Exercise description
Output the entries verbatim, including every line.

Supplied data
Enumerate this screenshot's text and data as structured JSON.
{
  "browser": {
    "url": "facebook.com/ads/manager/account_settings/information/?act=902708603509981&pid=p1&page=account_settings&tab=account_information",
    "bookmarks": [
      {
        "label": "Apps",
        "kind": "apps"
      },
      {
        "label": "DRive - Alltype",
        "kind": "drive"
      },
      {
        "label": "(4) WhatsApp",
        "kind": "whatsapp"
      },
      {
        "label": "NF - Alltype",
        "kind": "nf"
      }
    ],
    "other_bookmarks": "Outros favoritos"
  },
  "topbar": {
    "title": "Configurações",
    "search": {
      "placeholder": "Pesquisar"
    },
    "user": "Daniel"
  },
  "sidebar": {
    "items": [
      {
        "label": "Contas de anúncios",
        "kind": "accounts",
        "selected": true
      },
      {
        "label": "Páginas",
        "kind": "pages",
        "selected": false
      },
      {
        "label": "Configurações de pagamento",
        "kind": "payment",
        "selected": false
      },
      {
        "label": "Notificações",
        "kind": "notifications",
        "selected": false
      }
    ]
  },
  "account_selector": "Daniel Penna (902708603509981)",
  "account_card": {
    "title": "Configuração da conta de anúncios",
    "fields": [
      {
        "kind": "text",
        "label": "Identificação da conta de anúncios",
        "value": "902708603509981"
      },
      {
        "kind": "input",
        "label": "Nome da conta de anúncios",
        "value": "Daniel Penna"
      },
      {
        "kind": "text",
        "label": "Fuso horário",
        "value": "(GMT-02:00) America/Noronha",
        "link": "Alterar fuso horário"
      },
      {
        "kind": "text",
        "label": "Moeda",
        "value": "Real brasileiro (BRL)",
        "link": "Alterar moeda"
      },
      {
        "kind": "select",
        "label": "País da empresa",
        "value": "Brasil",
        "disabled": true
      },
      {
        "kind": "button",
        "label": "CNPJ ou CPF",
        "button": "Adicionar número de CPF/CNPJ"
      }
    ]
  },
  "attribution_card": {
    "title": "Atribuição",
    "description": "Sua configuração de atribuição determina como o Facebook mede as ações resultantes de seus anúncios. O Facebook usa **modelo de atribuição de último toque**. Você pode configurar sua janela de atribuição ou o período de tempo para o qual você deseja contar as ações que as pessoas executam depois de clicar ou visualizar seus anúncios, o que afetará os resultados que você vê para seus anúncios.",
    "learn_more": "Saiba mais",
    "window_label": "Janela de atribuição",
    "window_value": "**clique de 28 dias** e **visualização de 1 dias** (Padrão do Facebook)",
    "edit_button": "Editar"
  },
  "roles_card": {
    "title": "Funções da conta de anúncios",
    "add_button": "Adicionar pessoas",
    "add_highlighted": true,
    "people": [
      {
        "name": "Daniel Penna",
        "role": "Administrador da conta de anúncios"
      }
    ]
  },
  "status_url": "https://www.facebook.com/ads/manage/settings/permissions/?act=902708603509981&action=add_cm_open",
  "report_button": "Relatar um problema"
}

Solution to the problem
Enumerate this screenshot's text and data as structured JSON.
{
  "browser": {
    "url": "facebook.com/ads/manager/account_settings/information/?act=902708603509981&pid=p1&page=account_settings&tab=account_information",
    "bookmarks": [
      {
        "label": "Apps",
        "kind": "apps"
      },
      {
        "label": "DRive - Alltype",
        "kind": "drive"
      },
      {
        "label": "(4) WhatsApp",
        "kind": "whatsapp"
      },
      {
        "label": "NF - Alltype",
        "kind": "nf"
      }
    ],
    "other_bookmarks": "Outros favoritos"
  },
  "topbar": {
    "title": "Configurações",
    "search": {
      "placeholder": "Pesquisar"
    },
    "user": "Daniel"
  },
  "sidebar": {
    "items": [
      {
        "label": "Contas de anúncios",
        "kind": "accounts",
        "selected": true
      },
      {
        "label": "Páginas",
        "kind": "pages",
        "selected": false
      },
      {
        "label": "Configurações de pagamento",
        "kind": "payment",
        "selected": false
      },
      {
        "label": "Notificações",
        "kind": "notifications",
        "selected": false
      }
    ]
  },
  "account_selector": "Daniel Penna (902708603509981)",
  "account_card": {
    "title": "Configuração da conta de anúncios",
    "fields": [
      {
        "kind": "text",
        "label": "Identificação da conta de anúncios",
        "value": "902708603509981"
      },
      {
        "kind": "input",
        "label": "Nome da conta de anúncios",
        "value": "Daniel Penna"
      },
      {
        "kind": "text",
        "label": "Fuso horário",
        "value": "(GMT-02:00) America/Noronha",
        "link": "Alterar fuso horário"
      },
      {
        "kind": "text",
        "label": "Moeda",
        "value": "Real brasileiro (BRL)",
        "link": "Alterar moeda"
      },
      {
        "kind": "select",
        "label": "País da empresa",
        "value": "Brasil",
        "disabled": true
      },
      {
        "kind": "button",
        "label": "CNPJ ou CPF",
        "button": "Adicionar número de CPF/CNPJ"
      }
    ]
  },
  "attribution_card": {
    "title": "Atribuição",
    "description": "Sua configuração de atribuição determina como o Facebook mede as ações resultantes de seus anúncios. O Facebook usa **modelo de atribuição de último toque**. Você pode configurar sua janela de atribuição ou o período de tempo para o qual você deseja contar as ações que as pessoas executam depois de clicar ou visualizar seus anúncios, o que afetará os resultados que você vê para seus anúncios.",
    "learn_more": "Saiba mais",
    "window_label": "Janela de atribuição",
    "window_value": "**clique de 28 dias** e **visualização de 1 dias** (Padrão do Facebook)",
    "edit_button": "Editar"
  },
  "roles_card": {
    "title": "Funções da conta de anúncios",
    "add_button": "Adicionar pessoas",
    "add_highlighted": true,
    "people": [
      {
        "name": "Daniel Penna",
        "role": "Administrador da conta de anúncios"
      }
    ]
  },
  "status_url": "https://www.facebook.com/ads/manage/settings/permissions/?act=902708603509981&action=add_cm_open",
  "report_button": "Relatar um problema"
}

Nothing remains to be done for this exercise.